◆ Objective
From the material below, list every line containing "Tokens".

# # #

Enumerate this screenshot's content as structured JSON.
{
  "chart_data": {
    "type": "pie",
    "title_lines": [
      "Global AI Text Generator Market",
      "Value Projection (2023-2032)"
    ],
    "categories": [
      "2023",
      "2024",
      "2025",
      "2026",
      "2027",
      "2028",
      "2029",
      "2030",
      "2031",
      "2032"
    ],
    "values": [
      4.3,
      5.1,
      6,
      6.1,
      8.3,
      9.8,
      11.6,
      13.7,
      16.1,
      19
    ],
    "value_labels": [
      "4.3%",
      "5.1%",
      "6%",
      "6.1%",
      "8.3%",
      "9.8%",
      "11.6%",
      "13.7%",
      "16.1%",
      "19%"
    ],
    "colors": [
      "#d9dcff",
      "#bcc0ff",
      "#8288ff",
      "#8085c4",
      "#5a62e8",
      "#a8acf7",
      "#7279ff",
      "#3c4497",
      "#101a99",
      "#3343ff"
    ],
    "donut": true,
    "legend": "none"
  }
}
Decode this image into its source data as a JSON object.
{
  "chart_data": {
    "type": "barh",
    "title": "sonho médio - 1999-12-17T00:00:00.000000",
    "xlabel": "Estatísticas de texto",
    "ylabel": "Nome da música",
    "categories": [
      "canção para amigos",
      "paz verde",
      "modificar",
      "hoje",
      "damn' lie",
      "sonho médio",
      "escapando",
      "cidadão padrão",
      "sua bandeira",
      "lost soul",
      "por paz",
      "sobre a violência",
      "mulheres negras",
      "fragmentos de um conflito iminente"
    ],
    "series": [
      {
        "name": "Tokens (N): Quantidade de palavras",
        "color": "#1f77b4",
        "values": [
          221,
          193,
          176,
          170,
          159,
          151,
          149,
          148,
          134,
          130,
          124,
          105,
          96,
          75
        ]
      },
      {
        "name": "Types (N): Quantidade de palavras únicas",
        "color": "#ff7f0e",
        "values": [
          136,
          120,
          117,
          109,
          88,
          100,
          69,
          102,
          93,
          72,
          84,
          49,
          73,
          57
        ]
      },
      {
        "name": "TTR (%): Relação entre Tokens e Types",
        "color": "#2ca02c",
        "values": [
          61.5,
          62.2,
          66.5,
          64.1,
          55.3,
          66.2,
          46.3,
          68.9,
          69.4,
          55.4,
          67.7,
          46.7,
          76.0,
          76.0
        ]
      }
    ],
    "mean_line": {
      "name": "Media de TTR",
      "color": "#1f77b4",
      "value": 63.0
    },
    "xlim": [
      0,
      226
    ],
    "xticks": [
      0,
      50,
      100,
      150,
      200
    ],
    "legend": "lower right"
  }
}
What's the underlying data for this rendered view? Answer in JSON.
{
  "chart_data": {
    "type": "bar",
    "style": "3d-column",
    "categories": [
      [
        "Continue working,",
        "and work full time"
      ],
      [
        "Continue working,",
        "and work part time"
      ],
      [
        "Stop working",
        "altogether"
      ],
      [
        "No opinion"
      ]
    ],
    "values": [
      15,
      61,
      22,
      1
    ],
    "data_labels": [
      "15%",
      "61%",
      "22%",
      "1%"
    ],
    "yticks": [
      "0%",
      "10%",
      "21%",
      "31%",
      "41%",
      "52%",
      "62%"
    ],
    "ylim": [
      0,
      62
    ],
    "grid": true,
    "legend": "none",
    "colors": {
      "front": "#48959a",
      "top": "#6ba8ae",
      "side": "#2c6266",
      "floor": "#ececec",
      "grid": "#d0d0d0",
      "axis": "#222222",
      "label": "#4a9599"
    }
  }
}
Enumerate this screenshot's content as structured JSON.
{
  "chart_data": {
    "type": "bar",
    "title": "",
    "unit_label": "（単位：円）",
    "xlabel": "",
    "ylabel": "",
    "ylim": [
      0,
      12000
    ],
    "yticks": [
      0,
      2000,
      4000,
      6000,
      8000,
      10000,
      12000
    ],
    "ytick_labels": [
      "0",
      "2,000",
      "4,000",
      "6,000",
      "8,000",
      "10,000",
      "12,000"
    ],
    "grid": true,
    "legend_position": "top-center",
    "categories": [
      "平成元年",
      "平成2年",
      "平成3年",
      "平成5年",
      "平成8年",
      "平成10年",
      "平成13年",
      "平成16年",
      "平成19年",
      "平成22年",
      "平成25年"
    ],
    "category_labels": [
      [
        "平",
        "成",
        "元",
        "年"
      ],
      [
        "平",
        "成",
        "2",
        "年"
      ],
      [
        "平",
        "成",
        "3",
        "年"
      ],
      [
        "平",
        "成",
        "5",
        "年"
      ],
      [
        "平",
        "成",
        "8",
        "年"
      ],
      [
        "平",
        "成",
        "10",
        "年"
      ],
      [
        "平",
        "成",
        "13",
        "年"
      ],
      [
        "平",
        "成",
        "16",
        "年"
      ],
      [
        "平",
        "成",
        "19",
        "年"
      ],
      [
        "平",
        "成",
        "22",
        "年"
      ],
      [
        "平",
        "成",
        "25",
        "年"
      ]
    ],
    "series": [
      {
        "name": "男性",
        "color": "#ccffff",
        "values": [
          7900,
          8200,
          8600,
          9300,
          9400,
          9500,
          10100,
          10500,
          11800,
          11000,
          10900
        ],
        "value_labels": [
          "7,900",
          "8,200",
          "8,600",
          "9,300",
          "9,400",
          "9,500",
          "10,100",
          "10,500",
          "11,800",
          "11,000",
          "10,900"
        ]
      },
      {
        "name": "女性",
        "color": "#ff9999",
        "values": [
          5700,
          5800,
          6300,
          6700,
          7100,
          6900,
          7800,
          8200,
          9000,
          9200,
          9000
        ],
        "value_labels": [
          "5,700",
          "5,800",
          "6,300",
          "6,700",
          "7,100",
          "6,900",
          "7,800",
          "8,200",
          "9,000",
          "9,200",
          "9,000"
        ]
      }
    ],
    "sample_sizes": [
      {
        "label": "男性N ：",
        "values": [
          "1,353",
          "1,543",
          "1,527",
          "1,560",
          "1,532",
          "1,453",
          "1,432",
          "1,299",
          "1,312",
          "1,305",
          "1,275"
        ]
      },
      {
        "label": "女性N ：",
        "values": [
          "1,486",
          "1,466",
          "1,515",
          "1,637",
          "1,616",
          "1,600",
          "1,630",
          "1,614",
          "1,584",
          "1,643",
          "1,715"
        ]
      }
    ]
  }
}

# # #

◆ Result of the task
        "name": "Tokens (N): Quantidade de palavras",
        "name": "TTR (%): Relação entre Tokens e Types",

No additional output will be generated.